→ **MATERIAL SUPPLIED**
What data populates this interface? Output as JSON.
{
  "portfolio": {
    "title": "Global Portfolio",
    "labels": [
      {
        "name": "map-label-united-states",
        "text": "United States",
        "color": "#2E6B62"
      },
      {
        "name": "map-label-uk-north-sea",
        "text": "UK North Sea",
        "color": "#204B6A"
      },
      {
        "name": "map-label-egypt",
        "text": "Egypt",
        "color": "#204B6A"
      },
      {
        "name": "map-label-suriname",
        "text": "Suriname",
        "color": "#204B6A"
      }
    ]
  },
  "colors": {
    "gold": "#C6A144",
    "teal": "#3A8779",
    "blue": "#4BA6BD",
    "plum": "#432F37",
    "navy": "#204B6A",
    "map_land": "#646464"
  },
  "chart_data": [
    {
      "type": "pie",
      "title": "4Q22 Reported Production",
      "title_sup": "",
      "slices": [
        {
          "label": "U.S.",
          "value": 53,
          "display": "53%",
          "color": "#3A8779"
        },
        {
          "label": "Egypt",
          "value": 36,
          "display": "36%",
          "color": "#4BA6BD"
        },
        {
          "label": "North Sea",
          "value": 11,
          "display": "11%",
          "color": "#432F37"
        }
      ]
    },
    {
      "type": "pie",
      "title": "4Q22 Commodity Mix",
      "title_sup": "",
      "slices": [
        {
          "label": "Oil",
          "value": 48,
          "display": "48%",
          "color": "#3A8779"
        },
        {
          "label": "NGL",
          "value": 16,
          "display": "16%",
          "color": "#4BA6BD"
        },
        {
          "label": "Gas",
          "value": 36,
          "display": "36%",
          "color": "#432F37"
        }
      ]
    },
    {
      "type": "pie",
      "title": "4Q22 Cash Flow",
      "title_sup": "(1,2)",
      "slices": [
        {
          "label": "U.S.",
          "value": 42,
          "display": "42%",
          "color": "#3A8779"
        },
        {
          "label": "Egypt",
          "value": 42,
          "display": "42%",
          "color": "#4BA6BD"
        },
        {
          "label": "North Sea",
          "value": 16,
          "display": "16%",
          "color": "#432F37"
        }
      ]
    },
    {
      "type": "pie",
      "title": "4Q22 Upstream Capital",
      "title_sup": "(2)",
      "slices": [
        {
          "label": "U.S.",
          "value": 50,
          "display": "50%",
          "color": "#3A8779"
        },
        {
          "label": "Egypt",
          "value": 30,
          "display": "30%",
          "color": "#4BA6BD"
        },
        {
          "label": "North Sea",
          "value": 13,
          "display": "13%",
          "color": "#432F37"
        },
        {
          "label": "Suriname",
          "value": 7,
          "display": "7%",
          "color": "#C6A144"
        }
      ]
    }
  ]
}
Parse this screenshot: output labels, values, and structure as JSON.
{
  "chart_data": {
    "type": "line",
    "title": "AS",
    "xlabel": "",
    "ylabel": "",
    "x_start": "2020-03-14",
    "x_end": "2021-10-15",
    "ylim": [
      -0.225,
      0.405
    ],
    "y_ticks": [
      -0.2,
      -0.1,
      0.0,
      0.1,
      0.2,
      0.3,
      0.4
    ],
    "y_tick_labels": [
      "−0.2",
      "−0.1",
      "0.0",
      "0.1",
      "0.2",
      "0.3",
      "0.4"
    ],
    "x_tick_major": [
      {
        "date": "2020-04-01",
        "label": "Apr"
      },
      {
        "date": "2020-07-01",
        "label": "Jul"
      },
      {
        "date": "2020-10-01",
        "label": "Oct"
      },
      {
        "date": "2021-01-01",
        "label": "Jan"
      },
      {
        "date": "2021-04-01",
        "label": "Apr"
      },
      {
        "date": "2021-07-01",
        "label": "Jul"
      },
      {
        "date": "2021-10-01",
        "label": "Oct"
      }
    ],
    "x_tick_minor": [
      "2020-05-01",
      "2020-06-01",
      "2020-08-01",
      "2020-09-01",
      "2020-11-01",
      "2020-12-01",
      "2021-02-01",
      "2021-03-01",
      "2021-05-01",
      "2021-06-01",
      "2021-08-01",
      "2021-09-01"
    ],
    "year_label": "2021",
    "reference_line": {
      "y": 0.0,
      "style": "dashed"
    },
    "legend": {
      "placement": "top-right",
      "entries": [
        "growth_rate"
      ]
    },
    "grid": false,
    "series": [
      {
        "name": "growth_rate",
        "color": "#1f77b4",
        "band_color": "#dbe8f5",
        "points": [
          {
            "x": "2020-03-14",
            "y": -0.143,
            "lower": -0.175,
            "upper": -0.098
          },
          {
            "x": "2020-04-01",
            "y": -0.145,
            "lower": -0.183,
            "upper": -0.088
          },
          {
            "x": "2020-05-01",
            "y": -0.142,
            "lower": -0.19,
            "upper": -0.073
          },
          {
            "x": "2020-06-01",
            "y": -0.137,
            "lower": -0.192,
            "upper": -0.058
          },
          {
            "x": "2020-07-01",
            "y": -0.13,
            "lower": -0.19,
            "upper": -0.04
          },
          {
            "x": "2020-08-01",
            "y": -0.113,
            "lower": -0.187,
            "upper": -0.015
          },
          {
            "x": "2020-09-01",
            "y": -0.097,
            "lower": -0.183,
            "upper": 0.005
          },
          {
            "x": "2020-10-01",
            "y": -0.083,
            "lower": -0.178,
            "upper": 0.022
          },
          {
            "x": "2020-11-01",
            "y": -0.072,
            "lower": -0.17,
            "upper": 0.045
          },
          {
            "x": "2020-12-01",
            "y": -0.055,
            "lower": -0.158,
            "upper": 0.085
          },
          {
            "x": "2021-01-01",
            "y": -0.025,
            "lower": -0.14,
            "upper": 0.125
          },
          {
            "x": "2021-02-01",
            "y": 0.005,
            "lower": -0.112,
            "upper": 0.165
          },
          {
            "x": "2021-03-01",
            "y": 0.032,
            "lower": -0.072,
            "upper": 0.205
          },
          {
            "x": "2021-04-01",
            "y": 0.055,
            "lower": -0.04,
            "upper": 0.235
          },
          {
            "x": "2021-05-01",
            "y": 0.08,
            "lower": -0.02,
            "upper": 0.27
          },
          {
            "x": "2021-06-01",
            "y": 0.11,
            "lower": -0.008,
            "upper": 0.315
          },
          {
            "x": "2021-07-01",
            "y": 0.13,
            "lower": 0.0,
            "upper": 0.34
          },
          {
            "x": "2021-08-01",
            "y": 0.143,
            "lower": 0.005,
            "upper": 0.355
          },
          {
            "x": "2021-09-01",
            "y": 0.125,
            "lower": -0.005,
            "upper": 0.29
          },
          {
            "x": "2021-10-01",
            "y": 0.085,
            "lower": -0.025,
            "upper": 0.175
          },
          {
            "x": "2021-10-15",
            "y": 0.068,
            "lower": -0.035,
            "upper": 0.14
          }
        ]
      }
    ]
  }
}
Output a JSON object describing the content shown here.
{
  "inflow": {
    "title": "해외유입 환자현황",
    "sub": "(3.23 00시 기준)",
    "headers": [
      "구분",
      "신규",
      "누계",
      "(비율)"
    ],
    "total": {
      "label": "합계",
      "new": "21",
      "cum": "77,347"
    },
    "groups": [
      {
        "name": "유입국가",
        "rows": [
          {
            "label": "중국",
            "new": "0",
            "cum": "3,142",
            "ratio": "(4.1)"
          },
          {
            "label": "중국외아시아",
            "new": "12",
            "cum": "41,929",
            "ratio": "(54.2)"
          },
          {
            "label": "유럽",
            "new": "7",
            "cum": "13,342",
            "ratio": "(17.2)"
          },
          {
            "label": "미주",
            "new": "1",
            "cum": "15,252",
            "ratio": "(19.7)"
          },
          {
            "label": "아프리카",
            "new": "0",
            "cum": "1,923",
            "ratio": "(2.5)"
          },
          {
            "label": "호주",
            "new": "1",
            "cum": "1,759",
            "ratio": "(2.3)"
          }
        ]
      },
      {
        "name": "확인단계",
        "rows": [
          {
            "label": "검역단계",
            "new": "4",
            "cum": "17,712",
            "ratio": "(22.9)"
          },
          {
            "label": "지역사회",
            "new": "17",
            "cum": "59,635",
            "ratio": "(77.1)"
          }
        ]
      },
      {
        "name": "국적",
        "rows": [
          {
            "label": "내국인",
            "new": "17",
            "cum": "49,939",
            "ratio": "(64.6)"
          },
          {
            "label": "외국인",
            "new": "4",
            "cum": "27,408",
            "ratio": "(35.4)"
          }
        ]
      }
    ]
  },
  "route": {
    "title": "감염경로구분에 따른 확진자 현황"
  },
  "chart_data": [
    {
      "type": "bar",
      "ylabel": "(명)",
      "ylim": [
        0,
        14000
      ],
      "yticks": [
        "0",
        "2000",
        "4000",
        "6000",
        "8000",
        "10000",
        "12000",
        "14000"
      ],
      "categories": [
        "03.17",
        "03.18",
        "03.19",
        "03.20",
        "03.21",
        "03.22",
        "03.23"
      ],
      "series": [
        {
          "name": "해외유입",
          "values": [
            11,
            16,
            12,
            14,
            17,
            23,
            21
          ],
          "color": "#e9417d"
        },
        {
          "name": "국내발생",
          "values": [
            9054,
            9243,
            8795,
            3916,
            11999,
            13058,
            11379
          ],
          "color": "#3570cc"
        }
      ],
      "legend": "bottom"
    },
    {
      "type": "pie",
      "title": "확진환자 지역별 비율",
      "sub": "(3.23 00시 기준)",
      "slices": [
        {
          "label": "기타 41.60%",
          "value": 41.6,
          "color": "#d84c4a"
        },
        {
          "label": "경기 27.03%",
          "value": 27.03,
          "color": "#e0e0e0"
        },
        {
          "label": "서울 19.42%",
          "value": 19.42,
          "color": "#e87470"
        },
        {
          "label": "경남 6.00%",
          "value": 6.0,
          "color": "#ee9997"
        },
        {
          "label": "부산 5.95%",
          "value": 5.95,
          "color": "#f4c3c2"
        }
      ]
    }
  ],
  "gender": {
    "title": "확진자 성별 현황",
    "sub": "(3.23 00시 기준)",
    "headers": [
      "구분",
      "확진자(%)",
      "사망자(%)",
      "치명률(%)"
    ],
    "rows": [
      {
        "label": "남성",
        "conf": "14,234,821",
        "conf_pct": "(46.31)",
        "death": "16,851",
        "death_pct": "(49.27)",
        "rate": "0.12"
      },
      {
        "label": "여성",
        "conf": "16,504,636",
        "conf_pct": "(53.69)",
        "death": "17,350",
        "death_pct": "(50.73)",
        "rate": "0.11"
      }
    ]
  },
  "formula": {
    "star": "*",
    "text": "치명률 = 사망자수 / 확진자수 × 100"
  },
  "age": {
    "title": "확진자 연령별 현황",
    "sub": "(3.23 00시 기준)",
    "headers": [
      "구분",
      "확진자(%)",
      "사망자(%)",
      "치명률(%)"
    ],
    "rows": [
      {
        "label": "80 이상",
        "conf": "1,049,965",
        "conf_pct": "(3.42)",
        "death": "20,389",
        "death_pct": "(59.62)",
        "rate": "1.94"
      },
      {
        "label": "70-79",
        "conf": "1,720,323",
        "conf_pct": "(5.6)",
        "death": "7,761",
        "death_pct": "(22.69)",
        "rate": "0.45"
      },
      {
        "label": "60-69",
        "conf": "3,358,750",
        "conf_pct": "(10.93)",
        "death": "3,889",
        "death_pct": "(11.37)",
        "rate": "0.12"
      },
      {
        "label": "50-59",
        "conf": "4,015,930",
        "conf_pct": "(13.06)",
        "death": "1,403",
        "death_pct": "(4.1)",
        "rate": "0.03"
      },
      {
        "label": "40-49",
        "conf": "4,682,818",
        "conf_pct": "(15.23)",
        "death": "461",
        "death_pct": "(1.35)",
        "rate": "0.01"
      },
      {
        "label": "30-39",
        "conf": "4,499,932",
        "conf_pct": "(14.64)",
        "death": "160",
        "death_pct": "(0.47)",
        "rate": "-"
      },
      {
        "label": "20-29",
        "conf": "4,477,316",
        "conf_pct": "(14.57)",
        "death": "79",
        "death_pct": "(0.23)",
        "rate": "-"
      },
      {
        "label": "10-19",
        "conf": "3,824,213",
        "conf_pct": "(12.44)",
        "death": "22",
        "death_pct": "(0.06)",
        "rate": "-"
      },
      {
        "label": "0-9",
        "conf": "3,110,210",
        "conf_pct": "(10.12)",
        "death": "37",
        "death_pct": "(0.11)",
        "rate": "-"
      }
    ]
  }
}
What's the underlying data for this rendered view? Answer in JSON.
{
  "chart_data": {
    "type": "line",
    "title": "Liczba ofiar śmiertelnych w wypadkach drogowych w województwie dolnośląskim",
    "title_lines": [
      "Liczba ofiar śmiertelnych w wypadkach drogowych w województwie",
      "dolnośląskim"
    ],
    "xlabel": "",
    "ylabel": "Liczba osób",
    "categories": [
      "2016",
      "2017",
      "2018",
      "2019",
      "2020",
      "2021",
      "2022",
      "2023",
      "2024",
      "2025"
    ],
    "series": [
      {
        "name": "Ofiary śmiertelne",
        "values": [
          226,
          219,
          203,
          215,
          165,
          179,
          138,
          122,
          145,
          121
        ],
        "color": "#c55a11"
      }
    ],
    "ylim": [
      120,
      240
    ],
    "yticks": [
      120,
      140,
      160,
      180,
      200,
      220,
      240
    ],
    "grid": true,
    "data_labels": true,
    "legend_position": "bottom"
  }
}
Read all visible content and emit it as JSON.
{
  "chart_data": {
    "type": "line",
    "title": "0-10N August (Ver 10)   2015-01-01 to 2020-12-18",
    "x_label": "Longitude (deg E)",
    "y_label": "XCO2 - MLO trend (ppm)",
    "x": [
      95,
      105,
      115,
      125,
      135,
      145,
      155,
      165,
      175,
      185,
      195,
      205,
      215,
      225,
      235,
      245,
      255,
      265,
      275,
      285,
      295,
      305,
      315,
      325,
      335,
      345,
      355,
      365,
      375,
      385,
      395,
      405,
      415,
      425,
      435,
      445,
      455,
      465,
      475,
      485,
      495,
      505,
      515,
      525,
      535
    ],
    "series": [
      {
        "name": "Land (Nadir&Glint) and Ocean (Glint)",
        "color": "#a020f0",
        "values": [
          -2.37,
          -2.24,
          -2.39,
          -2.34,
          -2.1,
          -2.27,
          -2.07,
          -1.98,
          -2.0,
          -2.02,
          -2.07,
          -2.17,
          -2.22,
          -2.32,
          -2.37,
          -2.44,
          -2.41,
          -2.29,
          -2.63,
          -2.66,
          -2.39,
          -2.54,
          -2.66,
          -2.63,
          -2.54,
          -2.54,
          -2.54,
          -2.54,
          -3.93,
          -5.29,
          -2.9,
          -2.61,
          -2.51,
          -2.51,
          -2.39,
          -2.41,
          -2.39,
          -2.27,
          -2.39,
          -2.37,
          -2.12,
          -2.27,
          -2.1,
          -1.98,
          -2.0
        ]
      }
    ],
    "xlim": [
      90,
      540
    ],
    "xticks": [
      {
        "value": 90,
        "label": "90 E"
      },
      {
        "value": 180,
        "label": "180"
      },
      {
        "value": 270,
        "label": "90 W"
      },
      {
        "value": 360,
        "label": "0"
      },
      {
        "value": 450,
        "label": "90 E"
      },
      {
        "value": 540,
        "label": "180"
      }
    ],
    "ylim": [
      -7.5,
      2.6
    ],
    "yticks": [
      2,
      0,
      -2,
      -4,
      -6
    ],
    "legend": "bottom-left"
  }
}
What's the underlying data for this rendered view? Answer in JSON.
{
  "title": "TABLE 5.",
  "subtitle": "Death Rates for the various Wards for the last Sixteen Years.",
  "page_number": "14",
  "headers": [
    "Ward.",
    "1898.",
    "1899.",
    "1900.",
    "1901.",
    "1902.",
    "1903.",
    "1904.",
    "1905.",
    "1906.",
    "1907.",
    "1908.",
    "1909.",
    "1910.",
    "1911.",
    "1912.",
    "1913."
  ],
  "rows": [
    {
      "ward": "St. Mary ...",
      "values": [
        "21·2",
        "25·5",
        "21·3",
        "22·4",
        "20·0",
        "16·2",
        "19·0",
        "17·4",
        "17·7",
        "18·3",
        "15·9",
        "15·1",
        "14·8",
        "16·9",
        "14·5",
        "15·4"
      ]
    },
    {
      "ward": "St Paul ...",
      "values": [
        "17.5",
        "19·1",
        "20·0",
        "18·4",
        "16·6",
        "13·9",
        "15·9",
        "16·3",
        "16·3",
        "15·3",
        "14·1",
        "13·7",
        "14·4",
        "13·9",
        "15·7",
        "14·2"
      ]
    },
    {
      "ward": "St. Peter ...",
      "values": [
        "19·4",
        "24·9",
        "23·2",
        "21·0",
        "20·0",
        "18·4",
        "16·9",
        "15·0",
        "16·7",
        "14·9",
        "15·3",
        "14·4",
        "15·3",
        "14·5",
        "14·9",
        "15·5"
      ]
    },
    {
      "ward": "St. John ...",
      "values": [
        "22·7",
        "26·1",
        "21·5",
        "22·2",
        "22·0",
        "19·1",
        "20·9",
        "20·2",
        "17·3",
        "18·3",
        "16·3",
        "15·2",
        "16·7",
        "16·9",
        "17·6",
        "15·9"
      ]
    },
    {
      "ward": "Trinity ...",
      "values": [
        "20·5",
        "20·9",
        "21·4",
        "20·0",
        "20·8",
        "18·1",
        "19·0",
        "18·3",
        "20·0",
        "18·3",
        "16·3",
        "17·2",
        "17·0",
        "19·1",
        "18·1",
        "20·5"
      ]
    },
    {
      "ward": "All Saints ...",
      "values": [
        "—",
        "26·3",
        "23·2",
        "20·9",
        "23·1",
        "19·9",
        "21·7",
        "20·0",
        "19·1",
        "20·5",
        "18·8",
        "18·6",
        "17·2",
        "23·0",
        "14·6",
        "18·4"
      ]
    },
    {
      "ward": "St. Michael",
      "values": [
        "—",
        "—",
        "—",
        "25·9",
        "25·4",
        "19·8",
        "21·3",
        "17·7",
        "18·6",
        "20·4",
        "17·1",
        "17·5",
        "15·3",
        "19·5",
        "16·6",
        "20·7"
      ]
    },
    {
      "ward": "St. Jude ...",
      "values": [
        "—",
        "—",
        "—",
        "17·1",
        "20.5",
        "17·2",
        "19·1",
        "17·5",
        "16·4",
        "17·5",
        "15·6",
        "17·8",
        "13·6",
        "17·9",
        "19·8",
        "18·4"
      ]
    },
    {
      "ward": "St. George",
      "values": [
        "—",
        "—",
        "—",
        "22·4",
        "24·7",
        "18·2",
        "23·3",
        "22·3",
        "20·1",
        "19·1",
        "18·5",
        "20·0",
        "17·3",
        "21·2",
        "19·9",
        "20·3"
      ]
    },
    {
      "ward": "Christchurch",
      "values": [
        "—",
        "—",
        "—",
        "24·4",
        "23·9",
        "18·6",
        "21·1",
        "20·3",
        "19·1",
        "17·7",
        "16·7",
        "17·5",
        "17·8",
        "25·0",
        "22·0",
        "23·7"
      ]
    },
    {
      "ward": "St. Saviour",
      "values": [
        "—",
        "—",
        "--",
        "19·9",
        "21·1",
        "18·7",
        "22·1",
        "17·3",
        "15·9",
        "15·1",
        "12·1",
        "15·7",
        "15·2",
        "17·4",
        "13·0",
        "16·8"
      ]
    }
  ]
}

→ **TO BE DONE**
Using the records above, select and copy every line that has the word "ratio".

→ **RESULT FOR THIS TASK**
            "ratio": "(4.1)"
            "ratio": "(54.2)"
            "ratio": "(17.2)"
            "ratio": "(19.7)"
            "ratio": "(2.5)"
            "ratio": "(2.3)"
            "ratio": "(22.9)"
            "ratio": "(77.1)"
            "ratio": "(64.6)"
            "ratio": "(35.4)"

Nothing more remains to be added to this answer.